(STATED PROBLEM) Search the data below for the string "women". Extract every line that contains it.

═══ DATASET ═══

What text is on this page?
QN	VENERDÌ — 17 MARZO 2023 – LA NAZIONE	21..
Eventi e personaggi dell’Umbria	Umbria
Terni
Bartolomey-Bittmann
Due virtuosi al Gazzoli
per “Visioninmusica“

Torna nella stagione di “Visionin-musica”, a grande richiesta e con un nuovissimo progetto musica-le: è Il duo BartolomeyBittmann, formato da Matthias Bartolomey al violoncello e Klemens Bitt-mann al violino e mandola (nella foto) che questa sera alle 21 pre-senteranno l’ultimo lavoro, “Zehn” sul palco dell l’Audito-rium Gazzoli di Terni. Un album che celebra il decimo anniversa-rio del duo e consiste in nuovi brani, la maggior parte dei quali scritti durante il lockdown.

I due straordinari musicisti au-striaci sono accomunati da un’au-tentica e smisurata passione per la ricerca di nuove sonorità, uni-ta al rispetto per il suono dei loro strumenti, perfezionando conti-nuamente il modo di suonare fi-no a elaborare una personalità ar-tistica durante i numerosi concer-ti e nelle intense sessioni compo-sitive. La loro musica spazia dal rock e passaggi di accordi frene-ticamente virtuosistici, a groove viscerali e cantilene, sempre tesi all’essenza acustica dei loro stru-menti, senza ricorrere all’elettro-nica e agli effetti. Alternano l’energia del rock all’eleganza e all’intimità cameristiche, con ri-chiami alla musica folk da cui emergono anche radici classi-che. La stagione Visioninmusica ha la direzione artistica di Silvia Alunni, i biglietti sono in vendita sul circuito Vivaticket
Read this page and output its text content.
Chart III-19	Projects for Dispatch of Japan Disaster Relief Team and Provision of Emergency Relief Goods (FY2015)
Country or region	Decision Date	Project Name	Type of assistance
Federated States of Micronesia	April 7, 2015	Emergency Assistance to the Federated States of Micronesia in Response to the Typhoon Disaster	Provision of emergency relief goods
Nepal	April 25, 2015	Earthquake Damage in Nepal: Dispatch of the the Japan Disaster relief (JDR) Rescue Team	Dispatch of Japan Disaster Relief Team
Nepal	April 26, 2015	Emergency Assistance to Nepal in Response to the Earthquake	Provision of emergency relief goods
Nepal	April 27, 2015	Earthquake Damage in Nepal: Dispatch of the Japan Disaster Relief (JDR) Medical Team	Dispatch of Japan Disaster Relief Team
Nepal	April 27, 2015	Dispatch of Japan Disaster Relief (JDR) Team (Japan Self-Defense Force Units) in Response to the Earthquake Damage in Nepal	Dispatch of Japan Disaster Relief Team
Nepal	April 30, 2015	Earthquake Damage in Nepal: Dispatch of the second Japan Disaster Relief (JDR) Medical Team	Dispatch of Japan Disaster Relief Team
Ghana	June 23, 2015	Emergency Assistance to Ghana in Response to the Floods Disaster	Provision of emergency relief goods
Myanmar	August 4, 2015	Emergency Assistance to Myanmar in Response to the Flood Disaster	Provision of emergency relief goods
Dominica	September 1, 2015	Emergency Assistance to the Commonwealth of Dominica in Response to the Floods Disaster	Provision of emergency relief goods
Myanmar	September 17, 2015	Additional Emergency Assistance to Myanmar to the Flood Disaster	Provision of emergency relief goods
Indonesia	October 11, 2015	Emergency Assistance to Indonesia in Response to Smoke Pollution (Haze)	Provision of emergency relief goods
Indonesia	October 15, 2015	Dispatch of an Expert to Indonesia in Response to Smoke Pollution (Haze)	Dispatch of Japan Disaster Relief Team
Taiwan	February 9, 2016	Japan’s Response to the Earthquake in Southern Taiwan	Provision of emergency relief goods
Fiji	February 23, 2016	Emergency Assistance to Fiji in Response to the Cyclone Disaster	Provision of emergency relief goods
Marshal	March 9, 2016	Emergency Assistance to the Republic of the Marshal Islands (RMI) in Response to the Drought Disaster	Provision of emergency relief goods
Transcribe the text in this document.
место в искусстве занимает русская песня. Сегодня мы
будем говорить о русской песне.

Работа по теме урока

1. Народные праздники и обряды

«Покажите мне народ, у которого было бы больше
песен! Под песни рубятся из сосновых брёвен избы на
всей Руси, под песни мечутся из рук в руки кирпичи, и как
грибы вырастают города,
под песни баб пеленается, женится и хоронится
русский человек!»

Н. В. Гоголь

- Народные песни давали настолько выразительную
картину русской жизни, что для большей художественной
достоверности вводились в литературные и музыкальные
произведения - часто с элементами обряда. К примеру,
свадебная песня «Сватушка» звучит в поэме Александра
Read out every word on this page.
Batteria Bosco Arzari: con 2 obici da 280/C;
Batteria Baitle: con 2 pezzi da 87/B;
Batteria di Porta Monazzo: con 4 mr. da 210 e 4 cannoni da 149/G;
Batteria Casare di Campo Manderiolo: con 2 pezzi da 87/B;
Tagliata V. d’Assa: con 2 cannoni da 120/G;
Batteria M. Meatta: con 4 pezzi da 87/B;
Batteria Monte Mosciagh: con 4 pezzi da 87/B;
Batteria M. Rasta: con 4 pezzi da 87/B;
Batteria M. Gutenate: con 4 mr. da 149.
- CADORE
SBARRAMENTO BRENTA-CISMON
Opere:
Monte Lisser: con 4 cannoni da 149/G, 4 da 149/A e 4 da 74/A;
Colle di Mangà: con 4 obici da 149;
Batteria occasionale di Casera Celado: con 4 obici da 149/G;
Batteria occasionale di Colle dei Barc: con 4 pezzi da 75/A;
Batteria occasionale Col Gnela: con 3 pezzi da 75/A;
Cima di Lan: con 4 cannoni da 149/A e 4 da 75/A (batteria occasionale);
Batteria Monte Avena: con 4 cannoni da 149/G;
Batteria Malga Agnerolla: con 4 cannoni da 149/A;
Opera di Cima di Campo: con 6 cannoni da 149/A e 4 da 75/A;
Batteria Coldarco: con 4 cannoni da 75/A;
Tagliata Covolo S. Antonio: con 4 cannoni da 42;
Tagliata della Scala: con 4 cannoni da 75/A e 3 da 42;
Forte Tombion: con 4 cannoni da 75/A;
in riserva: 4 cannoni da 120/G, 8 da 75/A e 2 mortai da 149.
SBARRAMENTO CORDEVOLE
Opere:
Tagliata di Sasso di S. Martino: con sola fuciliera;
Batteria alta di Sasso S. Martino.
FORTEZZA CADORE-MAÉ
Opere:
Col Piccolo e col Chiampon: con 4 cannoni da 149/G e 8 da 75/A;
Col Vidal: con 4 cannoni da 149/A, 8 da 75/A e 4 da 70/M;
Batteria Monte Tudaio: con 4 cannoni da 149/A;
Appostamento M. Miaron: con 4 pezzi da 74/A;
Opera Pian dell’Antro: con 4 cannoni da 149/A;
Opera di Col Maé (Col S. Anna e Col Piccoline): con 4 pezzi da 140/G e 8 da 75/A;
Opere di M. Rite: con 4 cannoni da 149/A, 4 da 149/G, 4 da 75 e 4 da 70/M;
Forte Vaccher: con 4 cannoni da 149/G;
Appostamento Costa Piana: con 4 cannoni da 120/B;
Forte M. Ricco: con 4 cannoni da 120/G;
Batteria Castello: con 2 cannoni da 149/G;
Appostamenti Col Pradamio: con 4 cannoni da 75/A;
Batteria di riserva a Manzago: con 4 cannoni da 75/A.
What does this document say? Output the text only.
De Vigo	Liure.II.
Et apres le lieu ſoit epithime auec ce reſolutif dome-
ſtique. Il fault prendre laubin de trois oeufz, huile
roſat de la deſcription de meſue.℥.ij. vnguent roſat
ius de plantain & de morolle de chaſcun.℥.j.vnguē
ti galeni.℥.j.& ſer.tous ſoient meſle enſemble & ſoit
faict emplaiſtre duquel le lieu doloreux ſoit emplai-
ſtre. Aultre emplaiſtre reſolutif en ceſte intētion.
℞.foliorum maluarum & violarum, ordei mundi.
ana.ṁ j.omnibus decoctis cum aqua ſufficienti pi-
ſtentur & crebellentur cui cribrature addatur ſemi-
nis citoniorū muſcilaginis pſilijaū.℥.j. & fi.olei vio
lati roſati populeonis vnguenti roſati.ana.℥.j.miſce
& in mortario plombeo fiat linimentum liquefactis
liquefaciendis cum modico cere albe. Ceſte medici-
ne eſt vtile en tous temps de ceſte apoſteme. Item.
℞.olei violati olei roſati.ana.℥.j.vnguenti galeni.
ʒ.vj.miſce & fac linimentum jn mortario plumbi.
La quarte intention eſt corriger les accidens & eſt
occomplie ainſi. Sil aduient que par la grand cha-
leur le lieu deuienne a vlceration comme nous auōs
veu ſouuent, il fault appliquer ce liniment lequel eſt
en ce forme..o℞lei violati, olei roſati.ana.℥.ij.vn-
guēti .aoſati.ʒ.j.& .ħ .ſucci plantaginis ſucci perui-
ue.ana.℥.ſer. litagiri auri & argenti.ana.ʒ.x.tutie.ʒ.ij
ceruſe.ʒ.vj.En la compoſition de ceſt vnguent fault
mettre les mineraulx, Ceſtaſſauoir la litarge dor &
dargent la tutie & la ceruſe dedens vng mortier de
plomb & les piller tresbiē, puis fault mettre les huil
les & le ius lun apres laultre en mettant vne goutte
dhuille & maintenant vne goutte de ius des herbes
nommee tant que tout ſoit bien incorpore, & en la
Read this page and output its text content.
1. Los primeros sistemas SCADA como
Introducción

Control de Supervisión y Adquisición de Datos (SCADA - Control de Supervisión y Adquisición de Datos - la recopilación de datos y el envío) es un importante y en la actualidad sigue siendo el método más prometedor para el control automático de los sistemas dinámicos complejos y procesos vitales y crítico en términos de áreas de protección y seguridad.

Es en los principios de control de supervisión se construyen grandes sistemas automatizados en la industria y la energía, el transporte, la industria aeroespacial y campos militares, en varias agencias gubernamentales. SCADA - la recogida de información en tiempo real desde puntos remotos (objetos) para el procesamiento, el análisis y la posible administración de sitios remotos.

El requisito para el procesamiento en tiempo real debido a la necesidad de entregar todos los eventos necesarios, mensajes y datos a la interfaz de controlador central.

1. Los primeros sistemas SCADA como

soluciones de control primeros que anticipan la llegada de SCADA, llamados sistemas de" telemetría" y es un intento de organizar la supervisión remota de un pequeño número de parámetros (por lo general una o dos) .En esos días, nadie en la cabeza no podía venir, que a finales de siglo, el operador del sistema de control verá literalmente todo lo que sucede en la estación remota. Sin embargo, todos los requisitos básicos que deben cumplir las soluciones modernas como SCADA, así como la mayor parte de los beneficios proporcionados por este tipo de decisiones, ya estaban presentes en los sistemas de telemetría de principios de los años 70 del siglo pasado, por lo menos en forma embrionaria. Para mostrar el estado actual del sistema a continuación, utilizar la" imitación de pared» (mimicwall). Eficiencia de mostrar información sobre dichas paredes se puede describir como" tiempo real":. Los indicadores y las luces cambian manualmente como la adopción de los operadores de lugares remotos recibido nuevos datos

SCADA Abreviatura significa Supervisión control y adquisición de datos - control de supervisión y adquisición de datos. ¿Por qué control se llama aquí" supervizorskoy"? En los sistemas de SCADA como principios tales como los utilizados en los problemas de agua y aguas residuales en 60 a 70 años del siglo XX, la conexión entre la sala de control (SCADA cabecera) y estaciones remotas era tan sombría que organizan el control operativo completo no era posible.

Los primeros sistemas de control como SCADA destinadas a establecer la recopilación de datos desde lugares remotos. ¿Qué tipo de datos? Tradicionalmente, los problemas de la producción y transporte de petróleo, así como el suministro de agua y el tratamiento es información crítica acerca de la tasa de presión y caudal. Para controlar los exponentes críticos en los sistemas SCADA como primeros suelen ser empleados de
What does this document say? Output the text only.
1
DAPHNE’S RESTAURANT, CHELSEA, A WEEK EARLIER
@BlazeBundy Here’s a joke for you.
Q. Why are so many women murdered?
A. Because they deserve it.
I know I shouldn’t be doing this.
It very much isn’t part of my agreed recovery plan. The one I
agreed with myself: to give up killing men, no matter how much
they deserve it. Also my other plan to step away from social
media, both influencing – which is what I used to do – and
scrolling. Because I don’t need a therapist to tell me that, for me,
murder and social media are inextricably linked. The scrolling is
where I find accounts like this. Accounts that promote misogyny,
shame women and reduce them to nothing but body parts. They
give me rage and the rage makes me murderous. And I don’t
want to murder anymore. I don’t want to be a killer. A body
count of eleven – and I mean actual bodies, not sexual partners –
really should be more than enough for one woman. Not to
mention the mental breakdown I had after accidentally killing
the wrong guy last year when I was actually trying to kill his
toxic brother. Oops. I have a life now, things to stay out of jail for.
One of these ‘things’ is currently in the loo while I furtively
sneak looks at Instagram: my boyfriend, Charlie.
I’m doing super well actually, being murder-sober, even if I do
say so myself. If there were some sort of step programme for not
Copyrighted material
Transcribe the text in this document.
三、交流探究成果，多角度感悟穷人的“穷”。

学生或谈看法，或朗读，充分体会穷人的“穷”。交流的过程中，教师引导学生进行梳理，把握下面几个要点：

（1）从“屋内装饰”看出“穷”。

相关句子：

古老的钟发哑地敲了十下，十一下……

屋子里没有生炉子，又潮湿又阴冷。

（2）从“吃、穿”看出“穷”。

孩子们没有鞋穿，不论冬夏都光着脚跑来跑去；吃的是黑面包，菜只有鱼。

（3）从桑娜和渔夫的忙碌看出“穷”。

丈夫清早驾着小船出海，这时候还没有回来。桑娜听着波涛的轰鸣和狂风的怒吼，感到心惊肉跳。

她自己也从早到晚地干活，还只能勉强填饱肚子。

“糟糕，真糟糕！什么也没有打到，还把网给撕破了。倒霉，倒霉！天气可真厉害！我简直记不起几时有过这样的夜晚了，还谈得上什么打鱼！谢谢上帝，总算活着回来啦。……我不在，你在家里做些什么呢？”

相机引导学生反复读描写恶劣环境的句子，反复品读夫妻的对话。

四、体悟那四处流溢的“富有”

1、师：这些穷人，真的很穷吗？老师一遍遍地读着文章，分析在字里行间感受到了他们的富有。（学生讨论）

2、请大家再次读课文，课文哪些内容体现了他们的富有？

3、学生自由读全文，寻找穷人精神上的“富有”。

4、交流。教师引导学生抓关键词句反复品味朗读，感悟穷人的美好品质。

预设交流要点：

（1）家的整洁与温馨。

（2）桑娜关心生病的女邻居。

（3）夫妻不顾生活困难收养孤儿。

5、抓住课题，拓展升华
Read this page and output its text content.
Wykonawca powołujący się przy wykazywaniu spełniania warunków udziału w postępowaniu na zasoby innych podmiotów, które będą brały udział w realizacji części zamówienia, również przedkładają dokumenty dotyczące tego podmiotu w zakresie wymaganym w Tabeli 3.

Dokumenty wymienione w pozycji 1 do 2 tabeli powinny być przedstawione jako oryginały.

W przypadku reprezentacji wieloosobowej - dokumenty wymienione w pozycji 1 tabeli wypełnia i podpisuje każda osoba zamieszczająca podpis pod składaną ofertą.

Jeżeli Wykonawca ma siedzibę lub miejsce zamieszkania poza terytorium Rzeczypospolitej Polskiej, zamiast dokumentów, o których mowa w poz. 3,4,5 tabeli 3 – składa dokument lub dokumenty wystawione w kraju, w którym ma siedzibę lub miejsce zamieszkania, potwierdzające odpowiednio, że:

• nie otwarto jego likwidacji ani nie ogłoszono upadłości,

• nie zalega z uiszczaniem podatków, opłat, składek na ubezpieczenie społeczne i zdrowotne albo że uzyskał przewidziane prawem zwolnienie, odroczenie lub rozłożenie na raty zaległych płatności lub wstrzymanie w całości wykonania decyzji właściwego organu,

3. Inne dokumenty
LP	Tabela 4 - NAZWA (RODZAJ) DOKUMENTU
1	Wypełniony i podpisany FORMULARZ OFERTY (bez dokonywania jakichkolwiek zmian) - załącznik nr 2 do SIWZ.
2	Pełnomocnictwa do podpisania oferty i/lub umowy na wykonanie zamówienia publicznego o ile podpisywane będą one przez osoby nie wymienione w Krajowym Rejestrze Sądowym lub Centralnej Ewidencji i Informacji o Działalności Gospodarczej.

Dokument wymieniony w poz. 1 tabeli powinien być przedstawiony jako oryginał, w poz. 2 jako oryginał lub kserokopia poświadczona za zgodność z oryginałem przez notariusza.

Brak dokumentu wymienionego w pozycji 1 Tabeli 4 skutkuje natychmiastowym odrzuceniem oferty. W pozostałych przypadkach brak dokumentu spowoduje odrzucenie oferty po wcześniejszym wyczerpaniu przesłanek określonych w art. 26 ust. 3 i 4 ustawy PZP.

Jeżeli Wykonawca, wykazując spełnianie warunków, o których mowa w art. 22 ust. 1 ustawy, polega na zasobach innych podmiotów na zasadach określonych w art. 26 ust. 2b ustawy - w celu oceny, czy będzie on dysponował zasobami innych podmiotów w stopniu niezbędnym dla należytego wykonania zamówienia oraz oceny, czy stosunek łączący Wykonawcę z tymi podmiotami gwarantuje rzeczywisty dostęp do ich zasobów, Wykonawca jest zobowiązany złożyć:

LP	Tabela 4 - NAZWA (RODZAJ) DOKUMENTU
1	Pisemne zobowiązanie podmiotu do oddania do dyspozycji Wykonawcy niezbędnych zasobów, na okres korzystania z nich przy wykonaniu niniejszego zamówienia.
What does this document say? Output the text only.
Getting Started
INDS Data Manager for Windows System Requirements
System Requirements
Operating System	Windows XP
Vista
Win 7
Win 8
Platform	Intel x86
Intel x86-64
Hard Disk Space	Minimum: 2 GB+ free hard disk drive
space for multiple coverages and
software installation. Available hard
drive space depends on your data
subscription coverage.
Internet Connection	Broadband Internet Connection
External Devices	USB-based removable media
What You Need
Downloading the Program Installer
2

═══

(RESULT OF THE EXERCISE)
Q. Why are so many women murdered?
shame women and reduce them to nothing but body parts. They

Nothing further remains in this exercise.